## begin Exercise material

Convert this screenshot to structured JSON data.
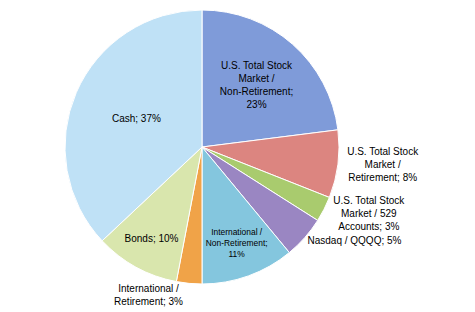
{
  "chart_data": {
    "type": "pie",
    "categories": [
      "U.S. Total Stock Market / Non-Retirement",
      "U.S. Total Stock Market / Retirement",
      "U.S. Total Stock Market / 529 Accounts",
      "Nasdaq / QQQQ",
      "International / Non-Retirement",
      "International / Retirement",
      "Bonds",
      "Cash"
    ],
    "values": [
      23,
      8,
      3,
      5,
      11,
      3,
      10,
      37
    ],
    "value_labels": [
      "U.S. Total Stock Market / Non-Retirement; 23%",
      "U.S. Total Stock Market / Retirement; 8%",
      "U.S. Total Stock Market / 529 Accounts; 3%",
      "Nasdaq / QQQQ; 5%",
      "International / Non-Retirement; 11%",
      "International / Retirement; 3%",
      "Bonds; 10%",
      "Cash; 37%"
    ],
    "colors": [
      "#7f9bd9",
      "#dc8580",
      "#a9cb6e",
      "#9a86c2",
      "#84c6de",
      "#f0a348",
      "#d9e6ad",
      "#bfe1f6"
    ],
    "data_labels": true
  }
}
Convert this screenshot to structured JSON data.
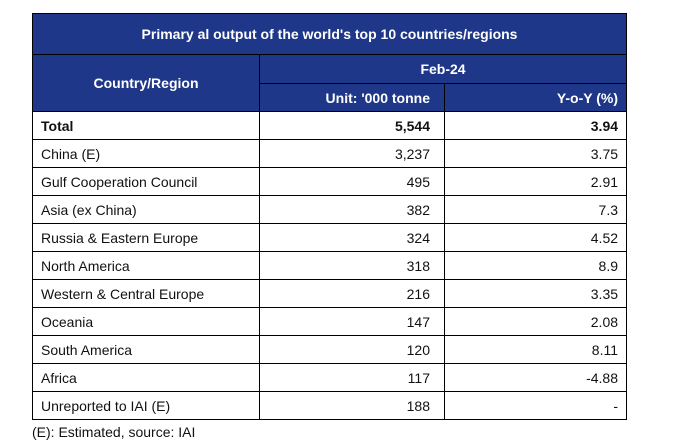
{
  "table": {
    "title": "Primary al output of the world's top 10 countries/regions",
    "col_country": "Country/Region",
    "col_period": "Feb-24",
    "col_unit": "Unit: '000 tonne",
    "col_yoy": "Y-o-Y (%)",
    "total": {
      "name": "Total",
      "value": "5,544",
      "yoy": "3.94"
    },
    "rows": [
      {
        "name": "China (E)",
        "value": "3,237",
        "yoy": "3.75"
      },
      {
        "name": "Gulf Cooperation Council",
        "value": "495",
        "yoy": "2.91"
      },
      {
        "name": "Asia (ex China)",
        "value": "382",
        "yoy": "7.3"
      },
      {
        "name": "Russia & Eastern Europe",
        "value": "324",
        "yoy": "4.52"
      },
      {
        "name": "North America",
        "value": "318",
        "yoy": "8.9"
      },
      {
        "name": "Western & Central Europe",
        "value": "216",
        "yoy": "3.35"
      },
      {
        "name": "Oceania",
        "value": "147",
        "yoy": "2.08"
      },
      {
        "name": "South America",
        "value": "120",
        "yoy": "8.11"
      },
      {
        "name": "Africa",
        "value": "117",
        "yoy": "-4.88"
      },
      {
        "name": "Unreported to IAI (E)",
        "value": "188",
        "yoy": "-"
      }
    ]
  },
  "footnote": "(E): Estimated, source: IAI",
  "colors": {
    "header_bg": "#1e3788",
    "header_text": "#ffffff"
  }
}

## end Exercise material
## begin Exercise material

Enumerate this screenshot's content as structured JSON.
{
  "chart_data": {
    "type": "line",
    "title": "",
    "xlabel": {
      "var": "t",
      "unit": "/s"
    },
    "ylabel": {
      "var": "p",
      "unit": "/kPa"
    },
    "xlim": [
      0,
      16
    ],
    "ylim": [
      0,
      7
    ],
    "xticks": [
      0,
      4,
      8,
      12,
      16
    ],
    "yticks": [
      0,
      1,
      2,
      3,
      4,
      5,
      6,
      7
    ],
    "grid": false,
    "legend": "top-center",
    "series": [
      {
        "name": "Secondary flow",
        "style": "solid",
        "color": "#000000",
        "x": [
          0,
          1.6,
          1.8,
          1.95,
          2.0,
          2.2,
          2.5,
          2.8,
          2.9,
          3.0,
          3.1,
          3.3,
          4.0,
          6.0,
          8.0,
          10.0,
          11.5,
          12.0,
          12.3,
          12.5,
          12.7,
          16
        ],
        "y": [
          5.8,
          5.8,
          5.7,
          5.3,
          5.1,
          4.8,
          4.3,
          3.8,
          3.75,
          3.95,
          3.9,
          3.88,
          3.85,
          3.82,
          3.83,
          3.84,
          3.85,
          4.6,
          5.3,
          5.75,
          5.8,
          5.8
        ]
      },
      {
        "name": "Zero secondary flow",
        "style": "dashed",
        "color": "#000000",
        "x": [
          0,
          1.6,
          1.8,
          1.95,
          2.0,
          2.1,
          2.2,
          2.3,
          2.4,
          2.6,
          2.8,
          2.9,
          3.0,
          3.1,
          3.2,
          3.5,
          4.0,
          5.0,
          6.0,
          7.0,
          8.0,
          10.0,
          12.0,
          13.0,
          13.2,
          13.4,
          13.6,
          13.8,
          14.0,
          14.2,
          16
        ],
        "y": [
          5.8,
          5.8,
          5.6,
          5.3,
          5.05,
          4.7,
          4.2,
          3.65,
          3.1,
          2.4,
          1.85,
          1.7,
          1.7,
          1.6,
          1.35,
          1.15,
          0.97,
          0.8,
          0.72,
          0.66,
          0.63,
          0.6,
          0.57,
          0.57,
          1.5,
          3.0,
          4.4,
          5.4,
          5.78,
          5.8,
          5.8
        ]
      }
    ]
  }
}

## end Exercise material

Aim —
Only lines with "International" are wanted here; list each of them.

Answer for this exercise —
      "International / Non-Retirement",
      "International / Retirement",
      "International / Non-Retirement; 11%",
      "International / Retirement; 3%",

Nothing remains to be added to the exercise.